List of tasks.
[1] In the forum thread, what does Don Simon say is the way forward instead of a sword of legend?
[2] Write what comes next in the forum thread about the ordinary sword of legend, continuing after its last post.

# This had me LMAO



## Battou (Nov 21, 2007)

I had to share


----------



## Don Simon (Nov 21, 2007)

Pfff... Can't believe I wasted my time looking. It's just an ordinary sword of legend. I found a sword of legend down the back of the sofa yesterday. Only this morning I tripped over another one coming down the stairs. Everywhere you go, swords of legend. I hear they're giving them out free when you buy a coffee now, so you can use them to butter your croissant. Course I remember when you could pull out a sword of legend in the pub and people would be impressed. Not any more. No, I think an axe of myth is the way forward...

:mrgreen: thanks for sharing.


----------



## spiffybeth (Nov 21, 2007)

pardon the ignorance, but is it funny because it's being called "ordinary"??


----------



## Don Simon (Nov 21, 2007)

spiffybeth said:


> pardon the ignorance, but is it funny because it's being called "ordinary"??



Yeah that's basically the idea. Just the "ordinary" and the general tone, "It appears to be an ordinary sword of legend"... like "What's that?" "Oh you know, just a sword of legend..."

I guess it isn't laugh-out-loud hilarious but it made me chuckle


----------



## spiffybeth (Nov 21, 2007)

i had to read it a couple times before i figured out what was supposed to be funny. and i think if i had realized it when i first read it that i might have laughed too. leave it to me to ruin all the fun...

Supplied information.

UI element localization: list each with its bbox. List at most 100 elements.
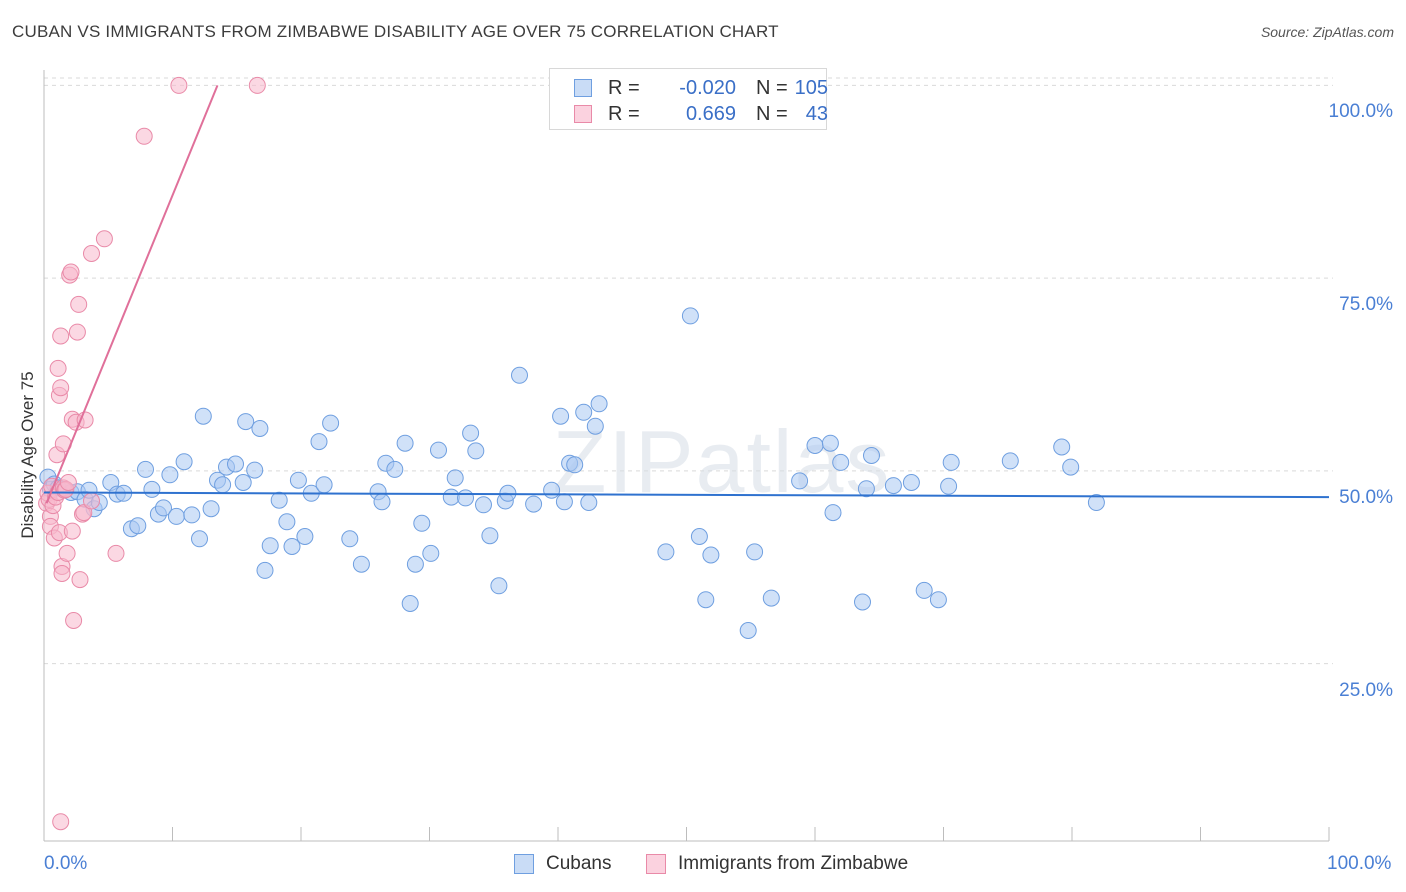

Solved tasks.
[1] An axe of myth.

[2]
----------



## Battou (Nov 21, 2007)

It's just such a major contradiction of tearms is all.


----------



## m1a1fan (Dec 4, 2007)

Where's the Legendary Sword of Legend?


----------



## Nurd (Dec 4, 2007)

I thought it was hilarious!


----------



## dpolston (Dec 4, 2007)

Well, I had a "spring roll of legend" during lunch today myself... not your ordinary spring roll of legend though. Who know I could get those in Virginia?


----------



## JCleveland (Dec 18, 2007)

ZaphodB said:


> Yeah that's basically the idea. Just the "ordinary" and the general tone, "It appears to be an ordinary sword of legend"... like "What's that?" "Oh you know, just a sword of legend..."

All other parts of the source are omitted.